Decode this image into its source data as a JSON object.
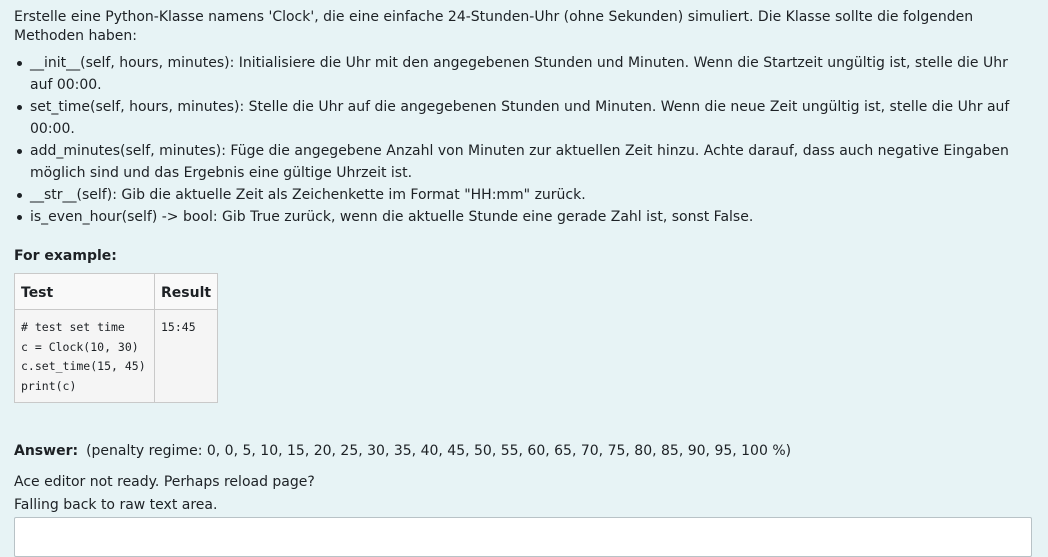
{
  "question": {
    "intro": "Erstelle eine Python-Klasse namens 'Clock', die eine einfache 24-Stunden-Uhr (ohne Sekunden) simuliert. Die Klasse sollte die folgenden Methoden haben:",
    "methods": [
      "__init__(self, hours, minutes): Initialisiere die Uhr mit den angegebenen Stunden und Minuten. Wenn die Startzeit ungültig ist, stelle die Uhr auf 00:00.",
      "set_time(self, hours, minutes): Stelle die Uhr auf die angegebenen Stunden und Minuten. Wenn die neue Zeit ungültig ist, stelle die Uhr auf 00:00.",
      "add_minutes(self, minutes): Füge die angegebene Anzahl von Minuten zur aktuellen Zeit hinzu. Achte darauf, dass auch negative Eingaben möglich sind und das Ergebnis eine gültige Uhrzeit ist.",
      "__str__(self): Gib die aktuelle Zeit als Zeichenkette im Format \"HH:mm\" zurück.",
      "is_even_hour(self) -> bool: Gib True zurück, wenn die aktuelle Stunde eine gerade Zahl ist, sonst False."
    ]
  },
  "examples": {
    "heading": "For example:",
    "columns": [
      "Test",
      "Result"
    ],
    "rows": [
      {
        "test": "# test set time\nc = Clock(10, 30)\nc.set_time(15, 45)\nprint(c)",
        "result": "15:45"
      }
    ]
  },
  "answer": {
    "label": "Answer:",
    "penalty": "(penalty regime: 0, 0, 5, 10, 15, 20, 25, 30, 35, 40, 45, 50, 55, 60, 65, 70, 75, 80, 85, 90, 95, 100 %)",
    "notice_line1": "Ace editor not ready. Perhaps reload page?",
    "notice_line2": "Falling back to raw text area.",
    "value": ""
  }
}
+--
Work to do:
Go through the listing above and locate each line that holds the word "hours". Copy those lines.

Result for this exercise:
      "__init__(self, hours, minutes): Initialisiere die Uhr mit den angegebenen Stunden und Minuten. Wenn die Startzeit ungültig ist, stelle die Uhr auf 00:00.",
      "set_time(self, hours, minutes): Stelle die Uhr auf die angegebenen Stunden und Minuten. Wenn die neue Zeit ungültig ist, stelle die Uhr auf 00:00.",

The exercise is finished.